── INPUT MATERIAL

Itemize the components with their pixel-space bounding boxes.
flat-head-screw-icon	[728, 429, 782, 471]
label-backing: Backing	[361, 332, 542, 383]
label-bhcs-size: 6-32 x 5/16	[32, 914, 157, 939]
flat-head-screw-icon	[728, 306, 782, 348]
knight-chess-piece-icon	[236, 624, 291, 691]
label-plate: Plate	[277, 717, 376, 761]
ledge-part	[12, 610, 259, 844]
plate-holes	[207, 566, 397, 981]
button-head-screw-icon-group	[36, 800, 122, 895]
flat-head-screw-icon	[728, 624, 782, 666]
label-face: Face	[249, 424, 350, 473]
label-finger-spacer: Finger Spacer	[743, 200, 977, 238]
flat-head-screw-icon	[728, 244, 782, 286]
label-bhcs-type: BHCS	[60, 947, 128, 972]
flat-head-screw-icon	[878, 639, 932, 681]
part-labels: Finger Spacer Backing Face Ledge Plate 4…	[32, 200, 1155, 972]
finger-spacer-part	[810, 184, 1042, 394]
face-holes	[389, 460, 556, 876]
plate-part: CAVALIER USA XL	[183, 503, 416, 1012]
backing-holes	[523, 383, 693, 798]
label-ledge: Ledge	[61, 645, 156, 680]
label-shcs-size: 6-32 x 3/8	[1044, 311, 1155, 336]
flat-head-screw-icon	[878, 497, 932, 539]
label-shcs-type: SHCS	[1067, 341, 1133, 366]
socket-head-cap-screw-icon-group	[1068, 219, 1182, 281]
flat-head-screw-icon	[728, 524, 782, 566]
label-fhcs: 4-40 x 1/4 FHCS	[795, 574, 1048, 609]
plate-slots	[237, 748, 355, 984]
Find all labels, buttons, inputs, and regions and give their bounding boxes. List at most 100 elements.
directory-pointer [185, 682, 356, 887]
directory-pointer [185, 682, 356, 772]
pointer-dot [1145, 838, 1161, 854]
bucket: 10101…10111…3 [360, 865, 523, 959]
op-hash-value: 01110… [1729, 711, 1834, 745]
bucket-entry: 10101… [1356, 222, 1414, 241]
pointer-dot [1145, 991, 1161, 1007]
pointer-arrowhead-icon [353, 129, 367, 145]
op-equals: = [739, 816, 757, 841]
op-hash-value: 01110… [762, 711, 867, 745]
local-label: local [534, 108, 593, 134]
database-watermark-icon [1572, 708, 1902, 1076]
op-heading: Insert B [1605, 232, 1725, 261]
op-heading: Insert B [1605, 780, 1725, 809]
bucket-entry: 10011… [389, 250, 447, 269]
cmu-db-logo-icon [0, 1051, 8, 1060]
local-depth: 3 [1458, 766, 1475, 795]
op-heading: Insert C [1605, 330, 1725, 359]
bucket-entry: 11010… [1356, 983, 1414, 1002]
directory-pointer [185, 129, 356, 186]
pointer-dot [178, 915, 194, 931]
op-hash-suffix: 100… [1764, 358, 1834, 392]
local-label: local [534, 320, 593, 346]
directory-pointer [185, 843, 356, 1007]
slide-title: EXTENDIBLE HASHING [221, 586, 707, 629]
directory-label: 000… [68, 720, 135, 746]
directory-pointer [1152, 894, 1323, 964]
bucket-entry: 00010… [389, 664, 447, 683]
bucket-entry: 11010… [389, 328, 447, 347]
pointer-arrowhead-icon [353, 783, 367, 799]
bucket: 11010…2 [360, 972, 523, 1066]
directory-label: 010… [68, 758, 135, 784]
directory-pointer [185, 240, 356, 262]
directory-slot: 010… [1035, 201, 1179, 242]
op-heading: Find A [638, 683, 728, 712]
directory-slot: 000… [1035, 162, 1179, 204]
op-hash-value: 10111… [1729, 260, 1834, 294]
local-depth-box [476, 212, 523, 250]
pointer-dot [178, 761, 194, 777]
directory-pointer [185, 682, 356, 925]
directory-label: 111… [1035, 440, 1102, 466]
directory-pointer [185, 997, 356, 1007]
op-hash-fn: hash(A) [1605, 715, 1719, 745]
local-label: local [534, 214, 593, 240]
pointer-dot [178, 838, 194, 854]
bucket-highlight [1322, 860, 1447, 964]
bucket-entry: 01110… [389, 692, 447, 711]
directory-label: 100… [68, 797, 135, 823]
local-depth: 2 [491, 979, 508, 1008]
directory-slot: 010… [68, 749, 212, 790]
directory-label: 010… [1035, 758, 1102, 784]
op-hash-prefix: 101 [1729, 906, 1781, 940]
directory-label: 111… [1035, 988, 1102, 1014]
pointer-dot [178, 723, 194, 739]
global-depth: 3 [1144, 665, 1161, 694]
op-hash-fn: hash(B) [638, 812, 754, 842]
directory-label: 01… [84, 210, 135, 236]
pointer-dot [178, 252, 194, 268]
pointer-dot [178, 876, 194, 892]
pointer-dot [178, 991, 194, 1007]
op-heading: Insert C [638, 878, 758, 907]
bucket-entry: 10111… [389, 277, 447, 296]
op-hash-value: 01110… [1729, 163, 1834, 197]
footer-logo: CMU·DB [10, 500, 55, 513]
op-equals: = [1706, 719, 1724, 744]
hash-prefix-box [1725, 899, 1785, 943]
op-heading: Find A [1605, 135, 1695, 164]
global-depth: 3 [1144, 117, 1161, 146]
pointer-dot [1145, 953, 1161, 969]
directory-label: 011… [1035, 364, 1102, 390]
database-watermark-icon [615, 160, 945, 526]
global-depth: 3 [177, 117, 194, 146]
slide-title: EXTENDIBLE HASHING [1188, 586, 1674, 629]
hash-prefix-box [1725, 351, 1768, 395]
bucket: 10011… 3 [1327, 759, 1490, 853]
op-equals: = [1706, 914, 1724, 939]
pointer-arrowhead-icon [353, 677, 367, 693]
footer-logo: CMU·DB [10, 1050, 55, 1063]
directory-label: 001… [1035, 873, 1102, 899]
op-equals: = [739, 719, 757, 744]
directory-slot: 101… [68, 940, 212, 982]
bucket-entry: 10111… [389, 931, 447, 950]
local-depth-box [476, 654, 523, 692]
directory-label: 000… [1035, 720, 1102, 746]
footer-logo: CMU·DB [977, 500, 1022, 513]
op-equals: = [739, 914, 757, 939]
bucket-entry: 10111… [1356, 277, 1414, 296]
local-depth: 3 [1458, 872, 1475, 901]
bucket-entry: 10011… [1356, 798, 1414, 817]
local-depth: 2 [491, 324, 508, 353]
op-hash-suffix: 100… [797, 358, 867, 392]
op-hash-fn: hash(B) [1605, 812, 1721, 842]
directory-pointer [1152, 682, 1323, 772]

────

_WHAT IS EXPECTED_.
Please copy all of the lines above, swapping every "bucket-entry" for "bucket-item" and leaving everything else as it is.

_THE RESULT_.
Itemize the components with their pixel-space bounding boxes.
flat-head-screw-icon	[728, 429, 782, 471]
label-backing: Backing	[361, 332, 542, 383]
label-bhcs-size: 6-32 x 5/16	[32, 914, 157, 939]
flat-head-screw-icon	[728, 306, 782, 348]
knight-chess-piece-icon	[236, 624, 291, 691]
label-plate: Plate	[277, 717, 376, 761]
ledge-part	[12, 610, 259, 844]
plate-holes	[207, 566, 397, 981]
button-head-screw-icon-group	[36, 800, 122, 895]
flat-head-screw-icon	[728, 624, 782, 666]
label-face: Face	[249, 424, 350, 473]
label-finger-spacer: Finger Spacer	[743, 200, 977, 238]
flat-head-screw-icon	[728, 244, 782, 286]
label-bhcs-type: BHCS	[60, 947, 128, 972]
flat-head-screw-icon	[878, 639, 932, 681]
part-labels: Finger Spacer Backing Face Ledge Plate 4…	[32, 200, 1155, 972]
finger-spacer-part	[810, 184, 1042, 394]
face-holes	[389, 460, 556, 876]
plate-part: CAVALIER USA XL	[183, 503, 416, 1012]
backing-holes	[523, 383, 693, 798]
label-ledge: Ledge	[61, 645, 156, 680]
label-shcs-size: 6-32 x 3/8	[1044, 311, 1155, 336]
flat-head-screw-icon	[878, 497, 932, 539]
label-shcs-type: SHCS	[1067, 341, 1133, 366]
socket-head-cap-screw-icon-group	[1068, 219, 1182, 281]
flat-head-screw-icon	[728, 524, 782, 566]
label-fhcs: 4-40 x 1/4 FHCS	[795, 574, 1048, 609]
plate-slots	[237, 748, 355, 984]
Find all labels, buttons, inputs, and regions and give their bounding boxes. List at most 100 elements.
directory-pointer [185, 682, 356, 887]
directory-pointer [185, 682, 356, 772]
pointer-dot [1145, 838, 1161, 854]
bucket: 10101…10111…3 [360, 865, 523, 959]
op-hash-value: 01110… [1729, 711, 1834, 745]
bucket-item: 10101… [1356, 222, 1414, 241]
pointer-dot [1145, 991, 1161, 1007]
pointer-arrowhead-icon [353, 129, 367, 145]
op-equals: = [739, 816, 757, 841]
op-hash-value: 01110… [762, 711, 867, 745]
local-label: local [534, 108, 593, 134]
database-watermark-icon [1572, 708, 1902, 1076]
op-heading: Insert B [1605, 232, 1725, 261]
op-heading: Insert B [1605, 780, 1725, 809]
bucket-item: 10011… [389, 250, 447, 269]
cmu-db-logo-icon [0, 1051, 8, 1060]
local-depth: 3 [1458, 766, 1475, 795]
op-heading: Insert C [1605, 330, 1725, 359]
bucket-item: 11010… [1356, 983, 1414, 1002]
directory-pointer [185, 129, 356, 186]
pointer-dot [178, 915, 194, 931]
op-hash-suffix: 100… [1764, 358, 1834, 392]
local-label: local [534, 320, 593, 346]
directory-pointer [185, 843, 356, 1007]
slide-title: EXTENDIBLE HASHING [221, 586, 707, 629]
directory-label: 000… [68, 720, 135, 746]
directory-pointer [1152, 894, 1323, 964]
bucket-item: 00010… [389, 664, 447, 683]
bucket-item: 11010… [389, 328, 447, 347]
pointer-arrowhead-icon [353, 783, 367, 799]
bucket: 11010…2 [360, 972, 523, 1066]
directory-label: 010… [68, 758, 135, 784]
directory-pointer [185, 240, 356, 262]
directory-slot: 010… [1035, 201, 1179, 242]
op-heading: Find A [638, 683, 728, 712]
directory-slot: 000… [1035, 162, 1179, 204]
op-hash-value: 10111… [1729, 260, 1834, 294]
local-depth-box [476, 212, 523, 250]
pointer-dot [178, 761, 194, 777]
directory-pointer [185, 682, 356, 925]
directory-label: 111… [1035, 440, 1102, 466]
directory-pointer [185, 997, 356, 1007]
op-hash-fn: hash(A) [1605, 715, 1719, 745]
local-label: local [534, 214, 593, 240]
pointer-dot [178, 838, 194, 854]
bucket-highlight [1322, 860, 1447, 964]
bucket-item: 01110… [389, 692, 447, 711]
directory-label: 100… [68, 797, 135, 823]
local-depth: 2 [491, 979, 508, 1008]
directory-slot: 010… [68, 749, 212, 790]
directory-label: 010… [1035, 758, 1102, 784]
op-hash-prefix: 101 [1729, 906, 1781, 940]
directory-label: 111… [1035, 988, 1102, 1014]
pointer-dot [178, 723, 194, 739]
global-depth: 3 [1144, 665, 1161, 694]
op-hash-fn: hash(B) [638, 812, 754, 842]
directory-label: 01… [84, 210, 135, 236]
pointer-dot [178, 252, 194, 268]
pointer-dot [178, 876, 194, 892]
pointer-dot [178, 991, 194, 1007]
op-heading: Insert C [638, 878, 758, 907]
bucket-item: 10111… [389, 277, 447, 296]
op-hash-value: 01110… [1729, 163, 1834, 197]
footer-logo: CMU·DB [10, 500, 55, 513]
op-equals: = [1706, 719, 1724, 744]
hash-prefix-box [1725, 899, 1785, 943]
op-heading: Find A [1605, 135, 1695, 164]
global-depth: 3 [1144, 117, 1161, 146]
pointer-dot [1145, 953, 1161, 969]
directory-label: 011… [1035, 364, 1102, 390]
database-watermark-icon [615, 160, 945, 526]
global-depth: 3 [177, 117, 194, 146]
slide-title: EXTENDIBLE HASHING [1188, 586, 1674, 629]
hash-prefix-box [1725, 351, 1768, 395]
bucket: 10011… 3 [1327, 759, 1490, 853]
op-equals: = [1706, 914, 1724, 939]
pointer-arrowhead-icon [353, 677, 367, 693]
footer-logo: CMU·DB [10, 1050, 55, 1063]
directory-label: 001… [1035, 873, 1102, 899]
op-equals: = [739, 719, 757, 744]
directory-slot: 101… [68, 940, 212, 982]
bucket-item: 10111… [389, 931, 447, 950]
local-depth-box [476, 654, 523, 692]
directory-label: 000… [1035, 720, 1102, 746]
footer-logo: CMU·DB [977, 500, 1022, 513]
op-equals: = [739, 914, 757, 939]
bucket-item: 10111… [1356, 277, 1414, 296]
local-depth: 3 [1458, 872, 1475, 901]
bucket-item: 10011… [1356, 798, 1414, 817]
local-depth: 2 [491, 324, 508, 353]
op-hash-suffix: 100… [797, 358, 867, 392]
op-hash-fn: hash(B) [1605, 812, 1721, 842]
directory-pointer [1152, 682, 1323, 772]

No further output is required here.